**Task directions**
Please list all lines of the material below in which the string "حمدالله" occurs.

__________________________________________________

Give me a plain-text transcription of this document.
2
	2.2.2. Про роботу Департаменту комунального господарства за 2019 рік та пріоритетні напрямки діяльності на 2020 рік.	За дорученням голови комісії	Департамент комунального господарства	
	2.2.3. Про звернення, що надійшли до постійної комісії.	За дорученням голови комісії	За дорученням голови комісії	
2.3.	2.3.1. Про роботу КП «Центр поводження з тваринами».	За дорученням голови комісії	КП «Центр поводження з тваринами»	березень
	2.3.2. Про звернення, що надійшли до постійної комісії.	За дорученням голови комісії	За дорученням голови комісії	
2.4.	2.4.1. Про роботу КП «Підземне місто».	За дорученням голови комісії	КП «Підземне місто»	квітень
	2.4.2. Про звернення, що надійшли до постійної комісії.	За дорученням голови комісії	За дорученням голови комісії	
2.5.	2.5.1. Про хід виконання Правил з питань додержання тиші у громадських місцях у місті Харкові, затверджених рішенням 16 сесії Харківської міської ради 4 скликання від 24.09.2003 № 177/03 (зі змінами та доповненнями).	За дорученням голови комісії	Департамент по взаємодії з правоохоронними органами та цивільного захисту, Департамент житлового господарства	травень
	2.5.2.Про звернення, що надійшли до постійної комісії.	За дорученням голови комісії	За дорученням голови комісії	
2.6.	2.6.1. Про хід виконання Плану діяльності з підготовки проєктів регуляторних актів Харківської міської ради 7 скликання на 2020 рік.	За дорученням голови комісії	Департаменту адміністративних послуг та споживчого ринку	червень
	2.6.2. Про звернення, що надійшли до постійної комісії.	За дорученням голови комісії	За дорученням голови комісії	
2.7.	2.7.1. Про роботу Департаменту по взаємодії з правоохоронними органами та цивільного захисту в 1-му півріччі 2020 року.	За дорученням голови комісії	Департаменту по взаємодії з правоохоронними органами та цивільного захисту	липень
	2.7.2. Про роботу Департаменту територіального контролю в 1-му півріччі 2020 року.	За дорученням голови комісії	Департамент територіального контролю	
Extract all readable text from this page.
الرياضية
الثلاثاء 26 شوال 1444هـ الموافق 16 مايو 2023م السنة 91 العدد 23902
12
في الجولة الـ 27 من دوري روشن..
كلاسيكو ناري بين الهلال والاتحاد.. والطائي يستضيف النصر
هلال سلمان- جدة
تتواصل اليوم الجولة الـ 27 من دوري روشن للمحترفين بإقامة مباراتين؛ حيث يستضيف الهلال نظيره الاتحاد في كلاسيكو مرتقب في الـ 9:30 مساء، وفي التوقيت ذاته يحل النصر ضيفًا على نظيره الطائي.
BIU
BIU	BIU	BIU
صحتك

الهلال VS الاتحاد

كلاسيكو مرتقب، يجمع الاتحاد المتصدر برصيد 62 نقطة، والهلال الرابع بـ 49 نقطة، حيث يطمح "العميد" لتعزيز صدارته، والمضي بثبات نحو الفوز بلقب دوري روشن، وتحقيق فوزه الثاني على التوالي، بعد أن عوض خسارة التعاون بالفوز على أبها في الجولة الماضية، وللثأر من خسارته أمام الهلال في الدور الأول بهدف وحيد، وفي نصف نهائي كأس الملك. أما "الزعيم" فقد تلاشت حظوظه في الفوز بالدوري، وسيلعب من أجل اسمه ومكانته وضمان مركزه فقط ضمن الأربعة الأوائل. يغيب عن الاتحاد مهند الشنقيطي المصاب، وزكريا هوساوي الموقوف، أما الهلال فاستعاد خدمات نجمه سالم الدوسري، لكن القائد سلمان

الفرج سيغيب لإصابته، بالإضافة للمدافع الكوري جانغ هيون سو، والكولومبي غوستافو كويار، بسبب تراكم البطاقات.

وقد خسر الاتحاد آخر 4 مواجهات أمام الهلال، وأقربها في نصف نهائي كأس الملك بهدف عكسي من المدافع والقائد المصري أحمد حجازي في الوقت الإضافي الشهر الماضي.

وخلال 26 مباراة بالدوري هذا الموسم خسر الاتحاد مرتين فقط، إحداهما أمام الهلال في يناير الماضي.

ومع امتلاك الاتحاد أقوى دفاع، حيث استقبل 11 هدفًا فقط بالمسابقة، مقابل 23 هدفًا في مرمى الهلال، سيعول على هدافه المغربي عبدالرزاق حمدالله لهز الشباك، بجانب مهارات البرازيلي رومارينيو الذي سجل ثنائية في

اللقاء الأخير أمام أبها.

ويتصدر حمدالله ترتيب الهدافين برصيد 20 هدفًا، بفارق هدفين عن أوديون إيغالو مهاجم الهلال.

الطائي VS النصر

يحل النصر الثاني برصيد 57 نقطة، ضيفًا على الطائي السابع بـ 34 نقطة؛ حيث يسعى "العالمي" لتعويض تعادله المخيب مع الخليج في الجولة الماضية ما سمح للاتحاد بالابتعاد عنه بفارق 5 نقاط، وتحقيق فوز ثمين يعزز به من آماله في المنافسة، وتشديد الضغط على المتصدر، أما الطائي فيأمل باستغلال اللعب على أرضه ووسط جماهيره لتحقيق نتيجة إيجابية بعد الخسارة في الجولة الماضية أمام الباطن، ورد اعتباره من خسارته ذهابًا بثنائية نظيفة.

__________________________________________________

**Reply**
ومع امتلاك الاتحاد أقوى دفاع، حيث استقبل 11 هدفًا فقط بالمسابقة، مقابل 23 هدفًا في مرمى الهلال، سيعول على هدافه المغربي عبدالرزاق حمدالله لهز الشباك، بجانب مهارات البرازيلي رومارينيو الذي سجل ثنائية في
ويتصدر حمدالله ترتيب الهدافين برصيد 20 هدفًا، بفارق هدفين عن أوديون إيغالو مهاجم الهلال.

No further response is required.